Find how many lines hold the word "musí". Give only the number.
##### MATERIAL FOR THIS EXERCISE
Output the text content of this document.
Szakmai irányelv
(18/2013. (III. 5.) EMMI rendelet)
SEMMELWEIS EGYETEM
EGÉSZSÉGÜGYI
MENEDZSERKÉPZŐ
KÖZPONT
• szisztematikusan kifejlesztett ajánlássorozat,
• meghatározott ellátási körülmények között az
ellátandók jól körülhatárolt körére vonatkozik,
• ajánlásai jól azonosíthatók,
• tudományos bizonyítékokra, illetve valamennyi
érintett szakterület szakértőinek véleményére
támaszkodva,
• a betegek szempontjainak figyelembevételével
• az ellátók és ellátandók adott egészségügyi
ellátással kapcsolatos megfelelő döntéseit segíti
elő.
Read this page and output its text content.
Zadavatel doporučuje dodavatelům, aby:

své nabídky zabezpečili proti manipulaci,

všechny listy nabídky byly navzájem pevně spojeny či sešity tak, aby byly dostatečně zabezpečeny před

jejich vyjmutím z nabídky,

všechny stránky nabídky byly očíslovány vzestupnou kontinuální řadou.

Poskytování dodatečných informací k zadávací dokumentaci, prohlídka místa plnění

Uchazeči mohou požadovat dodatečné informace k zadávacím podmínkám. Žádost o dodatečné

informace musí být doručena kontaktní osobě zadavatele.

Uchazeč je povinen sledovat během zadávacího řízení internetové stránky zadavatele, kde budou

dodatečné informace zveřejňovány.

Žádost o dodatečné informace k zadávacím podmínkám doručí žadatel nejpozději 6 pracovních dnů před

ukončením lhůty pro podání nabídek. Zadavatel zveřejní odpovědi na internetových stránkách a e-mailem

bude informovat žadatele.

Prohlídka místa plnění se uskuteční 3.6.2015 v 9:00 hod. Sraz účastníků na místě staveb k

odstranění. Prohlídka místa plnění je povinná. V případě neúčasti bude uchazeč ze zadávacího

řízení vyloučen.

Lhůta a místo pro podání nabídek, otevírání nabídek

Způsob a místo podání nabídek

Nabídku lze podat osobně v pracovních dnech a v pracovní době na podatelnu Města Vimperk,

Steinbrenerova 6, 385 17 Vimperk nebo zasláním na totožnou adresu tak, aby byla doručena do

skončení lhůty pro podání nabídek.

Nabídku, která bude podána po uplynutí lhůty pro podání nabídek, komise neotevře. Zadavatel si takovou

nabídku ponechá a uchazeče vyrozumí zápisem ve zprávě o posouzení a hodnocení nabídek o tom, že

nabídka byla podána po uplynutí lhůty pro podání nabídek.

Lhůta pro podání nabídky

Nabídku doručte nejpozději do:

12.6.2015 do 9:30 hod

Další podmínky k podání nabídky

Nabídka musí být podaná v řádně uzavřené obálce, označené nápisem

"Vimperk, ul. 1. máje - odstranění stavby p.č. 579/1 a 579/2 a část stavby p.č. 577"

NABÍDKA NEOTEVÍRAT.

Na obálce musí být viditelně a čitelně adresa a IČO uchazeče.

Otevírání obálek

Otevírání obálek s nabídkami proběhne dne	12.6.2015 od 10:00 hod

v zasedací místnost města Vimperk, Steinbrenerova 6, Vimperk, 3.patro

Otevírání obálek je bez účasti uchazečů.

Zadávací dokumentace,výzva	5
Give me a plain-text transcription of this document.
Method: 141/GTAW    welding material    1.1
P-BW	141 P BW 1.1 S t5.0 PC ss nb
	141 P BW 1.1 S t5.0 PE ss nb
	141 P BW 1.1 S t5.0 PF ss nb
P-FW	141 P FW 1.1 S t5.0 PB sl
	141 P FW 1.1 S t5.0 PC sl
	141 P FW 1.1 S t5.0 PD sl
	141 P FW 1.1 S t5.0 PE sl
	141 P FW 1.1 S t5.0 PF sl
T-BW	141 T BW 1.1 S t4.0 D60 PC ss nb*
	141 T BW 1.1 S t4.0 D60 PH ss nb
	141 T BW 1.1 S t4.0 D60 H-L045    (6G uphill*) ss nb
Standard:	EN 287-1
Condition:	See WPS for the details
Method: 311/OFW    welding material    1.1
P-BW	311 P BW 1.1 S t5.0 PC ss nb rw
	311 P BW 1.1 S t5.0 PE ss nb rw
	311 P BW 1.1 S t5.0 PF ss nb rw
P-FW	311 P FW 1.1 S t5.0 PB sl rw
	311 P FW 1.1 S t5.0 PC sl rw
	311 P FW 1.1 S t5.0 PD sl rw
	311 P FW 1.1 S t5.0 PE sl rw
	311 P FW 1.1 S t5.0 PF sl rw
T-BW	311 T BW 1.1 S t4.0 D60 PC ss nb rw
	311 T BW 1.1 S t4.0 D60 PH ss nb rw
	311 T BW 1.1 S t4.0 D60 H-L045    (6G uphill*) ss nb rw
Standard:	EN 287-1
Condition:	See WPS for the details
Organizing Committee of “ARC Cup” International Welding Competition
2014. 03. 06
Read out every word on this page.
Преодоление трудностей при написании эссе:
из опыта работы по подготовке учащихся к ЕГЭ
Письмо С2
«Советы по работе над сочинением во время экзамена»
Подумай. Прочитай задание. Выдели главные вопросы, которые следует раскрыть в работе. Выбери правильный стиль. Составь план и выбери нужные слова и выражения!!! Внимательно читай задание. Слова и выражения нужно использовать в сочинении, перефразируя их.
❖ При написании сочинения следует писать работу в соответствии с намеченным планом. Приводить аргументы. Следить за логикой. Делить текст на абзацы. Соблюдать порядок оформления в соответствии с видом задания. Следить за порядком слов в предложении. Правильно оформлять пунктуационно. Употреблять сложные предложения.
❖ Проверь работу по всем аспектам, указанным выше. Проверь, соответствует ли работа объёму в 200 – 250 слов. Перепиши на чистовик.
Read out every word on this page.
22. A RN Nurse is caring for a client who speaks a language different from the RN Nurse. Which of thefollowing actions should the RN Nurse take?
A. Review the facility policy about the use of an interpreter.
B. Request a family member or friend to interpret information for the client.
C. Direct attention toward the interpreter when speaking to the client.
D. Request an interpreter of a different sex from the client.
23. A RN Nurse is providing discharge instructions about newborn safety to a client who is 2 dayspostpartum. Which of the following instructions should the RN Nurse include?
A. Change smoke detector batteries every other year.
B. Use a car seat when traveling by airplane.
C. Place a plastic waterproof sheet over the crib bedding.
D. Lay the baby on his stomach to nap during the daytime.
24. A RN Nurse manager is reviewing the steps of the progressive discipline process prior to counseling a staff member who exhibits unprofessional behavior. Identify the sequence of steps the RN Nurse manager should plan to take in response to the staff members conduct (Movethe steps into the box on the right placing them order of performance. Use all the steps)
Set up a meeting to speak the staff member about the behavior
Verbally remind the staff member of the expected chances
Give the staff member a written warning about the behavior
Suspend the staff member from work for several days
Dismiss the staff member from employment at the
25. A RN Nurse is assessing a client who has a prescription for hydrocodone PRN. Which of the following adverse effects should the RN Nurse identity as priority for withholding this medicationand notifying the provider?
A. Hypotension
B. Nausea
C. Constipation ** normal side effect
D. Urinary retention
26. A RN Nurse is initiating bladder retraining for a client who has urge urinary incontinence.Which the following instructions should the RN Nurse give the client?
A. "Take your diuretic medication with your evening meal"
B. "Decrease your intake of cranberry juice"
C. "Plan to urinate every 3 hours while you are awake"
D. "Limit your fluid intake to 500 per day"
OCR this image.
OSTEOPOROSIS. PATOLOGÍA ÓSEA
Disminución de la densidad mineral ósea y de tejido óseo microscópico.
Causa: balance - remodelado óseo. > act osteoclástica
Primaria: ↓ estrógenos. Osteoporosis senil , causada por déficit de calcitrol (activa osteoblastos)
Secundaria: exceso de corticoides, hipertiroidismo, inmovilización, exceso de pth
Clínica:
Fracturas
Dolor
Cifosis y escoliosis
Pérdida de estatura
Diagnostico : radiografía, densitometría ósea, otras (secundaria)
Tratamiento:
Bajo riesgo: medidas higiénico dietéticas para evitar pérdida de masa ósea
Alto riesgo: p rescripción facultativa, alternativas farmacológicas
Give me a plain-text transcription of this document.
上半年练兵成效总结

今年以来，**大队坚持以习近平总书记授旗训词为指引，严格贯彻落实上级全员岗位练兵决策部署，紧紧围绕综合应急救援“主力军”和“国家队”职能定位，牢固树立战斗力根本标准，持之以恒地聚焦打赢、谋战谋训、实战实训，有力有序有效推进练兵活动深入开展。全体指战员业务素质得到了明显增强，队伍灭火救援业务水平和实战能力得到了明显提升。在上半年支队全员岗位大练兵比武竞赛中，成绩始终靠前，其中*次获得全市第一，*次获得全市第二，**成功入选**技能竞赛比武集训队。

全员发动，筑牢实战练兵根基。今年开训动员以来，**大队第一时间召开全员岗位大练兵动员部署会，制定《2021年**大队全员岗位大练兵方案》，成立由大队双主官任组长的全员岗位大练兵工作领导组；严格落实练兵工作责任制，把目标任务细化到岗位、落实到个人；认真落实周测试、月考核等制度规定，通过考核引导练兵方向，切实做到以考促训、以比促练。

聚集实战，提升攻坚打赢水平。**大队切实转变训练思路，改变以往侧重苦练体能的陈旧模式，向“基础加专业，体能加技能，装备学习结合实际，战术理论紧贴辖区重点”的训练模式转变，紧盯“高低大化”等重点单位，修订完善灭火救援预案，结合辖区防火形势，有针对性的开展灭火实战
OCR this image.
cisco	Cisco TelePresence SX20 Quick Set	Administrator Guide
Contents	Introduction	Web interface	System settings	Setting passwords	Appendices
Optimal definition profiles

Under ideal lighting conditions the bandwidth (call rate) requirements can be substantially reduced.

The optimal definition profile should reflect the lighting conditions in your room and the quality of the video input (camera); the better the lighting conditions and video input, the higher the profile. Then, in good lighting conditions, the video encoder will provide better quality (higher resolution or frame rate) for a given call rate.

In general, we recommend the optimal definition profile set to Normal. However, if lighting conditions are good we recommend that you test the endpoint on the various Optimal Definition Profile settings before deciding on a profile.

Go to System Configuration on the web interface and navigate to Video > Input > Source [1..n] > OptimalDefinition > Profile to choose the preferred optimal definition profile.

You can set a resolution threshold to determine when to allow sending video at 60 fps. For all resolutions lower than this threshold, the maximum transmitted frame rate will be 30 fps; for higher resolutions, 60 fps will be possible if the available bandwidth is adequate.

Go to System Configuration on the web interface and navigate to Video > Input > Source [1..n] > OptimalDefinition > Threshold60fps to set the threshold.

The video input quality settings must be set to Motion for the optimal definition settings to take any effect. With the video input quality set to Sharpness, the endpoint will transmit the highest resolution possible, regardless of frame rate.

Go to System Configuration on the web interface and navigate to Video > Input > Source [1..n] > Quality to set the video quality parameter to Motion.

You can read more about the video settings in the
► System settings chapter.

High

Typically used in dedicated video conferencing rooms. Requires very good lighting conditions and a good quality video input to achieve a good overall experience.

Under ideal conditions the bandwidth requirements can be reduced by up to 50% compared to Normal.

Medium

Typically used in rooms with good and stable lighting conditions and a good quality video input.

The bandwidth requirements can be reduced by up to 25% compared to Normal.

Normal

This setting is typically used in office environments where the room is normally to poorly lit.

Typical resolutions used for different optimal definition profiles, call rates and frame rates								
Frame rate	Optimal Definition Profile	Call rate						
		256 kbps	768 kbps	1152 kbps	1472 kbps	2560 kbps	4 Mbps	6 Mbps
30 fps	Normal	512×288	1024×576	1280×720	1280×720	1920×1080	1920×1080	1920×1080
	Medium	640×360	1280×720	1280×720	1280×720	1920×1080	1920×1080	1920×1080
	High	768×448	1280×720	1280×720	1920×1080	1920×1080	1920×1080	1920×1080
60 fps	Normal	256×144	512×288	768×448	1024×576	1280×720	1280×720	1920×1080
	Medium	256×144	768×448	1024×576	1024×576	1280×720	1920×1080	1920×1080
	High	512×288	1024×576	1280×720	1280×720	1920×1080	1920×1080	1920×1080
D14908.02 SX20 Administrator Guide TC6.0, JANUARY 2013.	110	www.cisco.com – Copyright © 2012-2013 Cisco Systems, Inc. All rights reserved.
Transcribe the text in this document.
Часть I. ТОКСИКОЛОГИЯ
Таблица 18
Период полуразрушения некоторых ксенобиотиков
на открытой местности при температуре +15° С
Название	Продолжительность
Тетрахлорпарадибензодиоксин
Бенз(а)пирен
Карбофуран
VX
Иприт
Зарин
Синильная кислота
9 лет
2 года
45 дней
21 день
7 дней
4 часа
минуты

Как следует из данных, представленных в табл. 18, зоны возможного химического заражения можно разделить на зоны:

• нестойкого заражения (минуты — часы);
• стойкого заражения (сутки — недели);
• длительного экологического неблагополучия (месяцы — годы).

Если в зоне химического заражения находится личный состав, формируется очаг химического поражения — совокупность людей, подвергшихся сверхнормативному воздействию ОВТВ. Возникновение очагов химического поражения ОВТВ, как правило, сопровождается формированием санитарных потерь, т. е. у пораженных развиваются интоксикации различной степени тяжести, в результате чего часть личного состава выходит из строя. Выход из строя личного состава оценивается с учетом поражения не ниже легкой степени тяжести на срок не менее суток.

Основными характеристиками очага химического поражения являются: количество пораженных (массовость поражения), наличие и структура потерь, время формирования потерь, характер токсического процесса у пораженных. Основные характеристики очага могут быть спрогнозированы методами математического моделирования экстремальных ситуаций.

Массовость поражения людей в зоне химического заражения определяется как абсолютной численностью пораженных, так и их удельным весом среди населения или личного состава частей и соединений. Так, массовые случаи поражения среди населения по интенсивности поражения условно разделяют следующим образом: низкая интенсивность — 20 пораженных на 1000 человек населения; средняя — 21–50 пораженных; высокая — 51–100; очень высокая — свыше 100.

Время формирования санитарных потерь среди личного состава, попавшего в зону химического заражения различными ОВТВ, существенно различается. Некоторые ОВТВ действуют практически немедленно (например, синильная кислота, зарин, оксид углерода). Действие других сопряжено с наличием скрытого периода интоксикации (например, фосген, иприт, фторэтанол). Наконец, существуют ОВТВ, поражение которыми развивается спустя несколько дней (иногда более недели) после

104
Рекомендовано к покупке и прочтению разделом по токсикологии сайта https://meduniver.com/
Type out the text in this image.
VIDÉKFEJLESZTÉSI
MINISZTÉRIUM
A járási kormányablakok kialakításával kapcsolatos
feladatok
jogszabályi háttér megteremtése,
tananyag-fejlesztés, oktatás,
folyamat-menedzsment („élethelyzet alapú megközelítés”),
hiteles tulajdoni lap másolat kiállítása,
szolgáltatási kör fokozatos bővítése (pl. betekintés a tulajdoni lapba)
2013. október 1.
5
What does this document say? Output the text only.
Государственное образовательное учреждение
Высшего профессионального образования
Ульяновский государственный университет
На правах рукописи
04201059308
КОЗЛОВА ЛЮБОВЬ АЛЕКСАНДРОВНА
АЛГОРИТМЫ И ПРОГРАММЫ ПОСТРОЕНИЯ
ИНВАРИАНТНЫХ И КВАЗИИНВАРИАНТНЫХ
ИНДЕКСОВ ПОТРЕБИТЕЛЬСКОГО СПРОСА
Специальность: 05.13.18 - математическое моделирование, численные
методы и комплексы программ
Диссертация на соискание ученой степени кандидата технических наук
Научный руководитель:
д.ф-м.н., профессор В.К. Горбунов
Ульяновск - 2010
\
##########
_SOLUTION TO THE PROBLEM:_ 3